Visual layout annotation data
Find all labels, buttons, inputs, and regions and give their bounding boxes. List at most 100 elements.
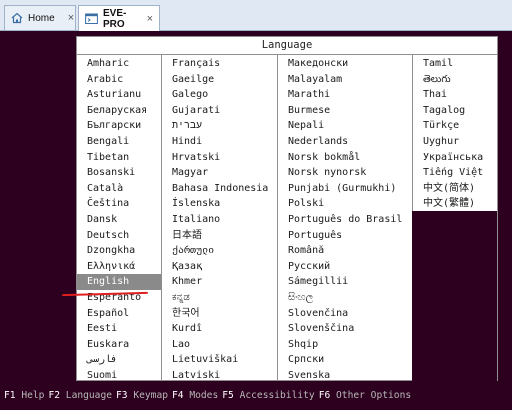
language-option[interactable]: Tiếng Việt (413, 165, 497, 181)
language-column-4: Tamil తెలుగు Thai Tagalog Türkçe Uyghur Україн… (413, 56, 497, 212)
language-option[interactable]: 한국어 (162, 306, 277, 322)
language-option[interactable]: Tamil (413, 56, 497, 72)
tab-home-label: Home (28, 12, 55, 24)
language-option[interactable]: Қазақ (162, 259, 277, 275)
language-option[interactable]: Thai (413, 87, 497, 103)
language-option[interactable]: Arabic (77, 72, 161, 88)
language-option[interactable]: Amharic (77, 56, 161, 72)
language-option[interactable]: Català (77, 181, 161, 197)
language-option[interactable]: Tibetan (77, 150, 161, 166)
language-option[interactable]: Bosanski (77, 165, 161, 181)
language-option[interactable]: فارسی (77, 352, 161, 368)
language-option[interactable]: עברית (162, 118, 277, 134)
language-option[interactable]: Uyghur (413, 134, 497, 150)
language-option[interactable]: Slovenčina (278, 306, 412, 322)
installer-screen: Language Amharic Arabic Asturianu Беларуска… (0, 31, 512, 410)
function-key-f6[interactable]: F6 Other Options (319, 390, 411, 401)
language-option[interactable]: Српски (278, 352, 412, 368)
language-option[interactable]: ಕನ್ನಡ (162, 290, 277, 306)
language-option[interactable]: Latviski (162, 368, 277, 384)
language-option[interactable]: Română (278, 243, 412, 259)
language-option[interactable]: Svenska (278, 368, 412, 384)
language-option[interactable]: Italiano (162, 212, 277, 228)
language-option[interactable]: Galego (162, 87, 277, 103)
language-option[interactable]: Polski (278, 196, 412, 212)
function-key-name: F2 (48, 390, 61, 401)
language-option[interactable]: Kurdî (162, 321, 277, 337)
language-option[interactable]: Español (77, 306, 161, 322)
language-option[interactable]: Ελληνικά (77, 259, 161, 275)
language-option[interactable]: ქართული (162, 243, 277, 259)
language-option[interactable]: Português (278, 228, 412, 244)
language-option[interactable]: Українська (413, 150, 497, 166)
close-icon[interactable]: × (68, 12, 74, 24)
language-option[interactable]: 日本語 (162, 228, 277, 244)
language-option[interactable]: Bahasa Indonesia (162, 181, 277, 197)
language-option[interactable]: Lao (162, 337, 277, 353)
function-key-name: F3 (116, 390, 128, 401)
language-option[interactable]: Gaeilge (162, 72, 277, 88)
function-key-f2[interactable]: F2 Language (48, 390, 112, 401)
language-option[interactable]: සිංහල (278, 290, 412, 306)
language-option[interactable]: Norsk nynorsk (278, 165, 412, 181)
function-key-label: Accessibility (239, 390, 315, 401)
language-column-1: Amharic Arabic Asturianu Беларуская Българск… (77, 56, 161, 383)
language-option[interactable]: Khmer (162, 274, 277, 290)
language-option[interactable]: Magyar (162, 165, 277, 181)
function-key-name: F1 (4, 390, 16, 401)
language-option[interactable]: Asturianu (77, 87, 161, 103)
language-option[interactable]: Nederlands (278, 134, 412, 150)
language-column-3: Македонски Malayalam Marathi Burmese Nepali N… (278, 56, 412, 383)
language-option[interactable]: Português do Brasil (278, 212, 412, 228)
function-key-label: Modes (189, 390, 219, 401)
language-option-selected[interactable]: English (77, 274, 161, 290)
language-option[interactable]: Čeština (77, 196, 161, 212)
language-option[interactable]: Punjabi (Gurmukhi) (278, 181, 412, 197)
language-option[interactable]: Dzongkha (77, 243, 161, 259)
function-key-f5[interactable]: F5 Accessibility (222, 390, 314, 401)
language-option[interactable]: Hrvatski (162, 150, 277, 166)
function-key-bar: F1 Help F2 Language F3 Keymap F4 Modes F5 Ac… (0, 388, 512, 404)
language-option[interactable]: Íslenska (162, 196, 277, 212)
language-option[interactable]: Nepali (278, 118, 412, 134)
language-option[interactable]: Burmese (278, 103, 412, 119)
language-option[interactable]: Türkçe (413, 118, 497, 134)
language-option[interactable]: Suomi (77, 368, 161, 384)
language-option[interactable]: Norsk bokmål (278, 150, 412, 166)
language-column-2: Français Gaeilge Galego Gujarati עברית Hindi H… (162, 56, 277, 383)
language-option[interactable]: Dansk (77, 212, 161, 228)
language-option[interactable]: Deutsch (77, 228, 161, 244)
language-option[interactable]: తెలుగు (413, 72, 497, 88)
function-key-f1[interactable]: F1 Help (4, 390, 44, 401)
language-dialog: Language Amharic Arabic Asturianu Беларуска… (76, 36, 498, 381)
language-option[interactable]: Lietuviškai (162, 352, 277, 368)
function-key-f3[interactable]: F3 Keymap (116, 390, 168, 401)
tab-home[interactable]: Home × (4, 5, 76, 30)
language-option[interactable]: Gujarati (162, 103, 277, 119)
language-option[interactable]: Македонски (278, 56, 412, 72)
language-option[interactable]: Malayalam (278, 72, 412, 88)
close-icon[interactable]: × (147, 13, 153, 25)
function-key-label: Help (21, 390, 45, 401)
function-key-name: F6 (318, 390, 331, 401)
language-option[interactable]: Русский (278, 259, 412, 275)
language-option[interactable]: Bengali (77, 134, 161, 150)
language-option[interactable]: Беларуская (77, 103, 161, 119)
tab-eve-pro-label: EVE-PRO (103, 7, 127, 30)
language-option[interactable]: Sámegillii (278, 274, 412, 290)
language-option[interactable]: Français (162, 56, 277, 72)
function-key-name: F4 (172, 390, 184, 401)
language-option[interactable]: 中文(繁體) (413, 196, 497, 212)
language-option[interactable]: Hindi (162, 134, 277, 150)
function-key-label: Keymap (133, 390, 169, 401)
language-option[interactable]: Eesti (77, 321, 161, 337)
tab-eve-pro[interactable]: EVE-PRO × (78, 5, 160, 31)
function-key-f4[interactable]: F4 Modes (172, 390, 218, 401)
language-option[interactable]: Slovenščina (278, 321, 412, 337)
language-option[interactable]: Marathi (278, 87, 412, 103)
language-option[interactable]: Euskara (77, 337, 161, 353)
language-option[interactable]: Български (77, 118, 161, 134)
language-option[interactable]: Tagalog (413, 103, 497, 119)
language-option[interactable]: Shqip (278, 337, 412, 353)
language-option[interactable]: 中文(简体) (413, 181, 497, 197)
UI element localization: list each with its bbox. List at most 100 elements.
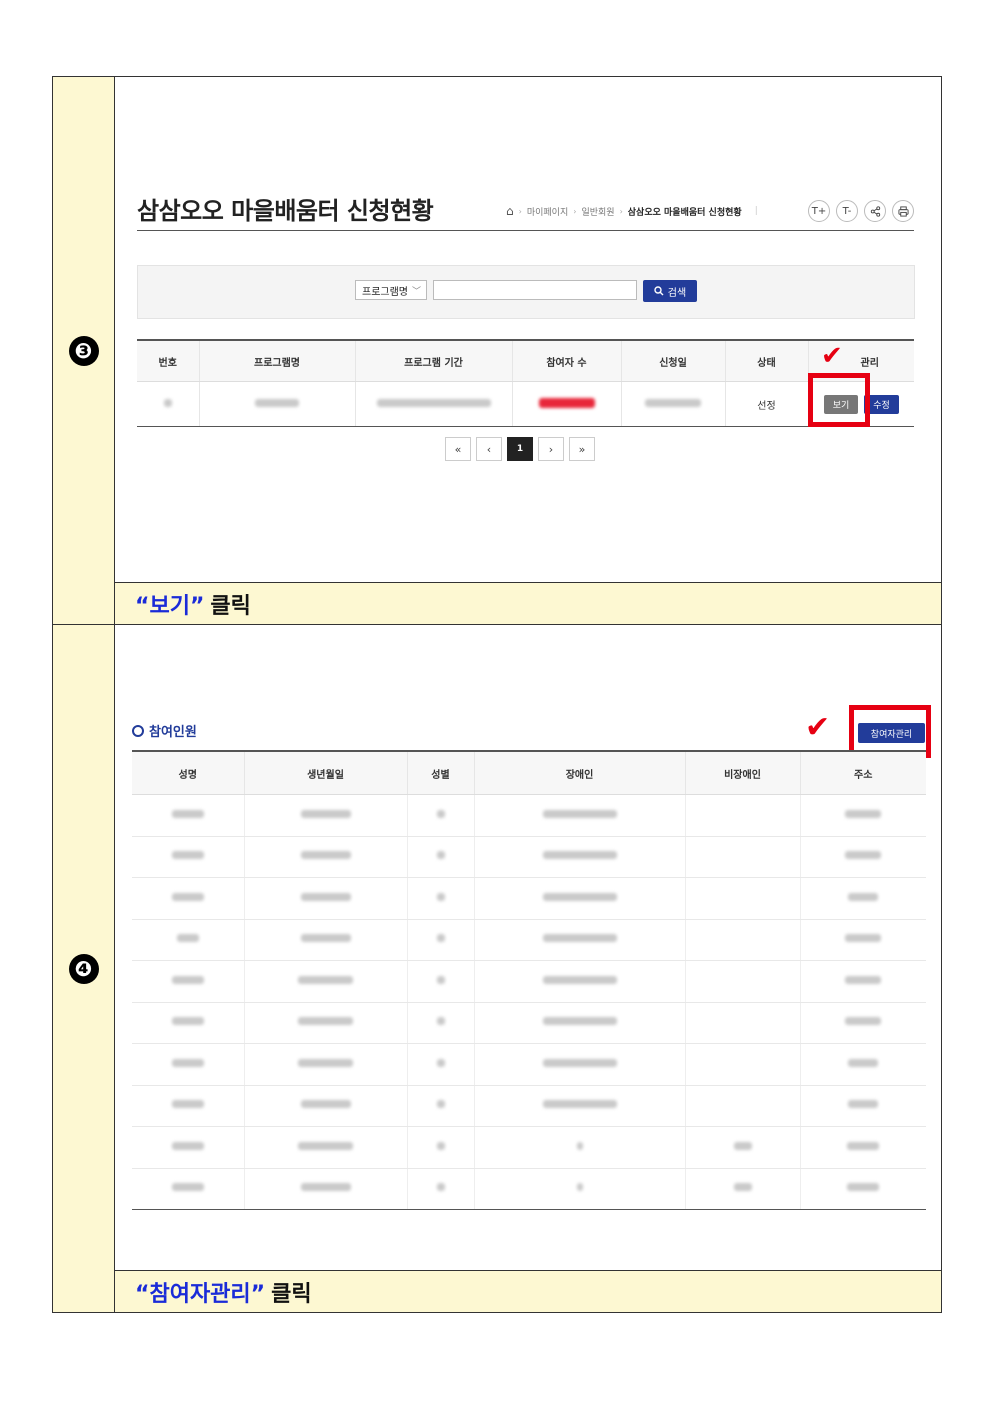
blurred-cell xyxy=(406,1085,474,1127)
step-row-4: ❹ 참여인원 ✔ 참여자관리 성명 생년월일 성별 장애인 비장애인 주소 “참… xyxy=(53,625,941,1312)
search-input[interactable] xyxy=(433,280,637,300)
blurred-cell xyxy=(243,960,407,1003)
blurred-cell xyxy=(406,1168,474,1210)
next-page-button[interactable]: › xyxy=(538,437,564,461)
redacted-text xyxy=(171,975,204,984)
search-button[interactable]: 검색 xyxy=(643,280,697,302)
redacted-text xyxy=(298,1017,353,1026)
screenshot-participants: 참여인원 ✔ 참여자관리 성명 생년월일 성별 장애인 비장애인 주소 xyxy=(115,625,941,1270)
redacted-text xyxy=(542,934,617,943)
blurred-cell xyxy=(473,877,685,920)
redacted-text xyxy=(848,892,879,901)
blurred-cell xyxy=(132,960,244,1003)
column-header: 프로그램명 xyxy=(198,339,355,382)
redacted-text xyxy=(576,1141,583,1150)
column-header: 신청일 xyxy=(620,339,725,382)
table-row: 선정 보기 수정 xyxy=(137,381,914,427)
step-number-cell: ❸ xyxy=(53,77,115,624)
redacted-text xyxy=(542,1058,617,1067)
print-icon[interactable] xyxy=(892,200,914,222)
search-field-select[interactable]: 프로그램명 ﹀ xyxy=(355,280,427,300)
blurred-cell xyxy=(473,1168,685,1210)
share-icon[interactable] xyxy=(864,200,886,222)
redacted-text xyxy=(848,1058,879,1067)
table-row xyxy=(132,877,926,920)
redacted-text xyxy=(733,1183,752,1192)
redacted-text xyxy=(436,809,445,818)
blurred-cell xyxy=(406,1002,474,1044)
redacted-text xyxy=(436,1141,445,1150)
redacted-text xyxy=(436,851,445,860)
blurred-cell xyxy=(243,1002,407,1044)
font-increase-button[interactable]: T+ xyxy=(808,200,830,222)
blurred-cell xyxy=(406,794,474,837)
step-row-3: ❸ 삼삼오오 마을배움터 신청현황 ⌂ › 마이페이지 › 일반회원 › 삼삼오… xyxy=(53,77,941,625)
blurred-cell xyxy=(473,1126,685,1169)
step-number-4: ❹ xyxy=(68,953,99,984)
caption-target: “보기” xyxy=(135,593,205,619)
table-row xyxy=(132,836,926,878)
blurred-cell xyxy=(243,794,407,837)
blurred-cell xyxy=(799,919,926,961)
blurred-cell xyxy=(799,794,926,837)
blurred-cell xyxy=(243,1168,407,1210)
blurred-cell xyxy=(684,960,800,1003)
redacted-text xyxy=(733,1141,752,1150)
column-header: 생년월일 xyxy=(243,750,407,795)
table-row xyxy=(132,919,926,961)
screenshot-application-status: 삼삼오오 마을배움터 신청현황 ⌂ › 마이페이지 › 일반회원 › 삼삼오오 … xyxy=(115,77,941,582)
redacted-text xyxy=(436,975,445,984)
blurred-cell xyxy=(137,381,199,427)
redacted-text xyxy=(845,851,882,860)
blurred-cell xyxy=(406,1126,474,1169)
redacted-text xyxy=(845,975,882,984)
blurred-cell xyxy=(799,836,926,878)
home-icon[interactable]: ⌂ xyxy=(506,204,514,218)
bullet-ring-icon xyxy=(132,724,144,737)
page-tools: T+ T- xyxy=(808,200,914,222)
blurred-cell xyxy=(799,1085,926,1127)
blurred-cell xyxy=(799,960,926,1003)
prev-page-button[interactable]: ‹ xyxy=(476,437,502,461)
search-panel: 프로그램명 ﹀ 검색 xyxy=(137,265,915,319)
redacted-text xyxy=(171,809,204,818)
last-page-button[interactable]: » xyxy=(569,437,595,461)
blurred-cell xyxy=(511,381,621,427)
blurred-cell xyxy=(243,877,407,920)
blurred-cell xyxy=(243,1085,407,1127)
breadcrumb-item[interactable]: 일반회원 xyxy=(581,205,614,218)
blurred-cell xyxy=(473,919,685,961)
pagination: « ‹ 1 › » xyxy=(445,437,595,461)
caption-target: “참여자관리” xyxy=(135,1281,266,1307)
redacted-text xyxy=(542,851,617,860)
redacted-text xyxy=(171,1058,204,1067)
select-label: 프로그램명 xyxy=(362,286,408,298)
redacted-text xyxy=(542,1017,617,1026)
blurred-cell xyxy=(620,381,725,427)
blurred-cell xyxy=(406,919,474,961)
redacted-text xyxy=(298,1058,353,1067)
breadcrumb-item[interactable]: 마이페이지 xyxy=(527,205,568,218)
section-title-text: 참여인원 xyxy=(149,725,197,740)
blurred-cell xyxy=(799,877,926,920)
blurred-cell xyxy=(406,960,474,1003)
chevron-down-icon: ﹀ xyxy=(412,286,422,297)
font-decrease-button[interactable]: T- xyxy=(836,200,858,222)
redacted-text xyxy=(300,934,351,943)
blurred-cell xyxy=(132,877,244,920)
table-row xyxy=(132,1168,926,1210)
page-number-current[interactable]: 1 xyxy=(507,437,533,461)
blurred-cell xyxy=(684,877,800,920)
checkmark-annotation: ✔ xyxy=(821,341,843,371)
column-header: 상태 xyxy=(724,339,808,382)
blurred-cell xyxy=(354,381,512,427)
blurred-cell xyxy=(406,877,474,920)
blurred-cell xyxy=(684,1085,800,1127)
redacted-text xyxy=(542,975,617,984)
blurred-cell xyxy=(684,1126,800,1169)
search-button-label: 검색 xyxy=(667,287,687,299)
table-row xyxy=(132,1085,926,1127)
column-header: 참여자 수 xyxy=(511,339,621,382)
blurred-cell xyxy=(243,1043,407,1086)
first-page-button[interactable]: « xyxy=(445,437,471,461)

Exercise objective:
Return the lines of the listing above exactly, starting at the line that contains "language-option[interactable]: Tiếng Việt" and ending at the line that contains "language-option[interactable]: Kurdî (162, 321, 277, 337)", both included.

Expected output:
language-option[interactable]: Tiếng Việt (413, 165, 497, 181)
language-column-4: Tamil తెలుగు Thai Tagalog Türkçe Uyghur Україн… (413, 56, 497, 212)
language-option[interactable]: 한국어 (162, 306, 277, 322)
language-option[interactable]: Tamil (413, 56, 497, 72)
tab-home-label: Home (28, 12, 55, 24)
language-option[interactable]: Қазақ (162, 259, 277, 275)
language-option[interactable]: Thai (413, 87, 497, 103)
language-option[interactable]: Arabic (77, 72, 161, 88)
language-option[interactable]: Amharic (77, 56, 161, 72)
language-option[interactable]: Català (77, 181, 161, 197)
language-option[interactable]: Tibetan (77, 150, 161, 166)
language-option[interactable]: Bosanski (77, 165, 161, 181)
language-option[interactable]: فارسی (77, 352, 161, 368)
language-option[interactable]: עברית (162, 118, 277, 134)
language-option[interactable]: Uyghur (413, 134, 497, 150)
language-option[interactable]: Slovenčina (278, 306, 412, 322)
installer-screen: Language Amharic Arabic Asturianu Беларуска… (0, 31, 512, 410)
function-key-f6[interactable]: F6 Other Options (319, 390, 411, 401)
language-option[interactable]: Српски (278, 352, 412, 368)
language-option[interactable]: ಕನ್ನಡ (162, 290, 277, 306)
language-option[interactable]: Latviski (162, 368, 277, 384)
language-option[interactable]: Română (278, 243, 412, 259)
language-option[interactable]: Svenska (278, 368, 412, 384)
language-option[interactable]: Italiano (162, 212, 277, 228)
language-option[interactable]: Galego (162, 87, 277, 103)
language-option[interactable]: Polski (278, 196, 412, 212)
function-key-name: F2 (48, 390, 61, 401)
language-option[interactable]: Kurdî (162, 321, 277, 337)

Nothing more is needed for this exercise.